STATED GOAL
Every entry below should be printed exactly, without its images.

EXCERPTED DATA
★ ★ ★

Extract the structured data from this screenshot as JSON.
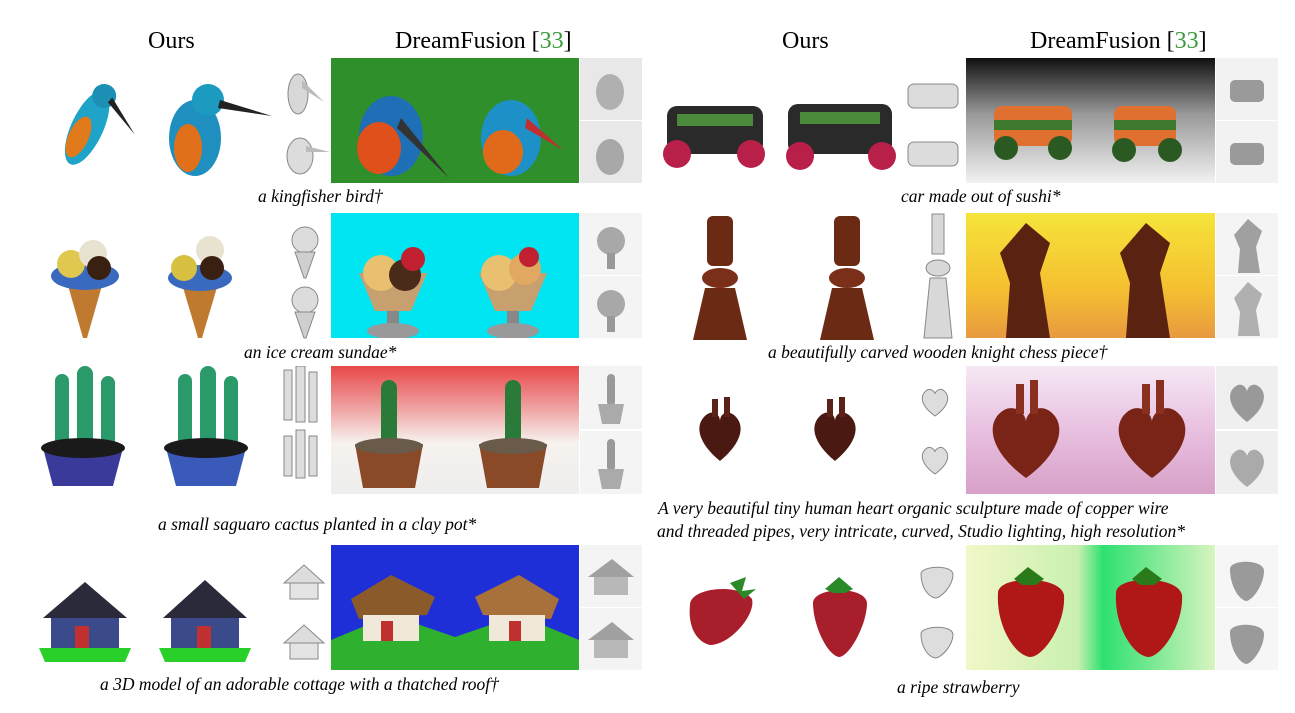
{
  "headers": {
    "ours_left": "Ours",
    "df_left_name": "DreamFusion [",
    "df_left_ref": "33",
    "df_left_close": "]",
    "ours_right": "Ours",
    "df_right_name": "DreamFusion [",
    "df_right_ref": "33",
    "df_right_close": "]"
  },
  "captions": {
    "kingfisher": "a kingfisher bird†",
    "sushi_car": "car made out of sushi*",
    "sundae": "an ice cream sundae*",
    "chess": "a beautifully carved wooden knight chess piece†",
    "cactus": "a small saguaro cactus planted in a clay pot*",
    "heart_line1": "A very beautiful tiny human heart organic sculpture made of copper wire",
    "heart_line2": "and threaded pipes, very intricate, curved, Studio lighting, high resolution*",
    "cottage": "a 3D model of an adorable cottage with a thatched roof†",
    "strawberry": "a ripe strawberry"
  },
  "colors": {
    "reference_green": "#3a9a3a",
    "df_bg_green": "#2f8f2a",
    "df_bg_cyan": "#00e5f2",
    "df_bg_blue": "#1f2fd8",
    "df_bg_yellow": "#f5e43a"
  }
}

★ ★ ★

RESULT OF THE TASK
Extract the structured data from this screenshot as JSON.
{
  "headers": {
    "ours_left": "Ours",
    "df_left_name": "DreamFusion [",
    "df_left_ref": "33",
    "df_left_close": "]",
    "ours_right": "Ours",
    "df_right_name": "DreamFusion [",
    "df_right_ref": "33",
    "df_right_close": "]"
  },
  "captions": {
    "kingfisher": "a kingfisher bird†",
    "sushi_car": "car made out of sushi*",
    "sundae": "an ice cream sundae*",
    "chess": "a beautifully carved wooden knight chess piece†",
    "cactus": "a small saguaro cactus planted in a clay pot*",
    "heart_line1": "A very beautiful tiny human heart organic sculpture made of copper wire",
    "heart_line2": "and threaded pipes, very intricate, curved, Studio lighting, high resolution*",
    "cottage": "a 3D model of an adorable cottage with a thatched roof†",
    "strawberry": "a ripe strawberry"
  },
  "colors": {
    "reference_green": "#3a9a3a",
    "df_bg_green": "#2f8f2a",
    "df_bg_cyan": "#00e5f2",
    "df_bg_blue": "#1f2fd8",
    "df_bg_yellow": "#f5e43a"
  }
}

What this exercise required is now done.